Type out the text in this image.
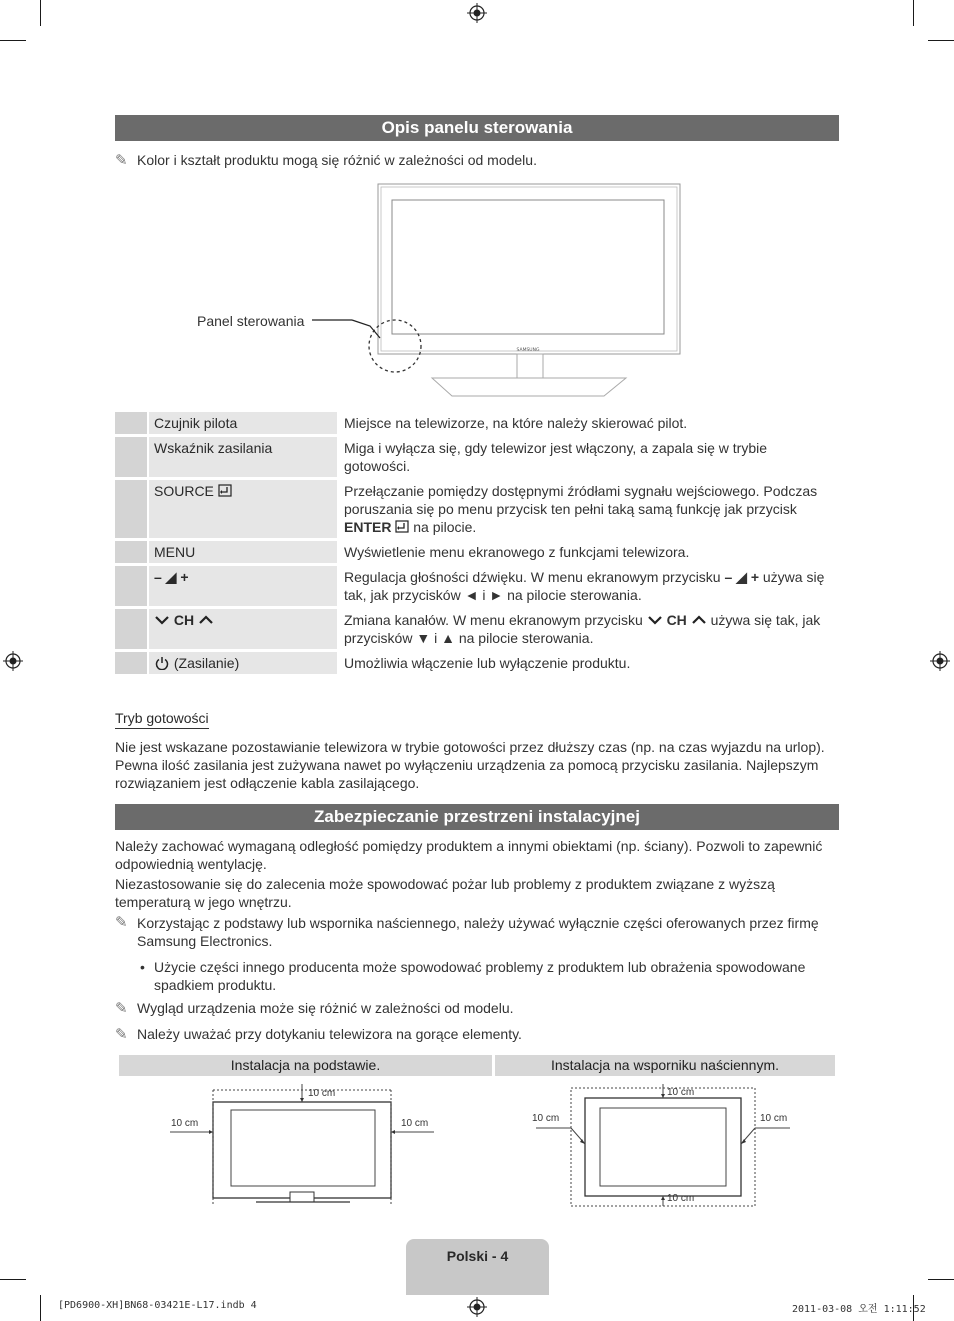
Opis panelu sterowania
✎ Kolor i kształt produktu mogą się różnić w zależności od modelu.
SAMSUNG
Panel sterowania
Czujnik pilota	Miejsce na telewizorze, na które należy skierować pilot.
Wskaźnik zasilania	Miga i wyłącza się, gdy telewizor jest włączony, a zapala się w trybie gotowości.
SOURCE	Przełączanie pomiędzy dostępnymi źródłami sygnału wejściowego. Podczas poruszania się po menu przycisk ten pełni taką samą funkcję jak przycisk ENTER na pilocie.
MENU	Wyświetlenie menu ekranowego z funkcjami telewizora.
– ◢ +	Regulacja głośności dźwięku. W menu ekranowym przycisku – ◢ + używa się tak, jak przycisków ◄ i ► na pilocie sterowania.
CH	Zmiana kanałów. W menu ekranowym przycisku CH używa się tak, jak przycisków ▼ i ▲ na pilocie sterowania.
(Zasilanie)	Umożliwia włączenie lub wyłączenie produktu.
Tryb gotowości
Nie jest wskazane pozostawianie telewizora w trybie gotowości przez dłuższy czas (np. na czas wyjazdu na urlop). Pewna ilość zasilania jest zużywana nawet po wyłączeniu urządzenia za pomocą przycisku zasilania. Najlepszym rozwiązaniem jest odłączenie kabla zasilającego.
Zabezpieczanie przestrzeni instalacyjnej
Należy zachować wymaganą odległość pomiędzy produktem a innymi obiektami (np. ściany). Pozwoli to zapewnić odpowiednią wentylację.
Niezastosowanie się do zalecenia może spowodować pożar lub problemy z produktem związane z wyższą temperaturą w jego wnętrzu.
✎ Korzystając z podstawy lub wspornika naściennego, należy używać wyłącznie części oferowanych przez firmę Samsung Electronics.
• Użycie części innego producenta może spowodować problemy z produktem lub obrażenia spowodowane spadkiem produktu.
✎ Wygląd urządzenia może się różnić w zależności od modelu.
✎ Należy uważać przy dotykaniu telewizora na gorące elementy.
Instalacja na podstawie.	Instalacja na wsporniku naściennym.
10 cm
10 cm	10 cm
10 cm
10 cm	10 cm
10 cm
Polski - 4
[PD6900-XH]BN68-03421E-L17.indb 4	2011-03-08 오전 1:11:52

*-*-*

- [Problem to work on] Take every line from the records above that has the word "różnić" and copy it.

- [Response to this exercise]
✎ Kolor i kształt produktu mogą się różnić w zależności od modelu.
✎ Wygląd urządzenia może się różnić w zależności od modelu.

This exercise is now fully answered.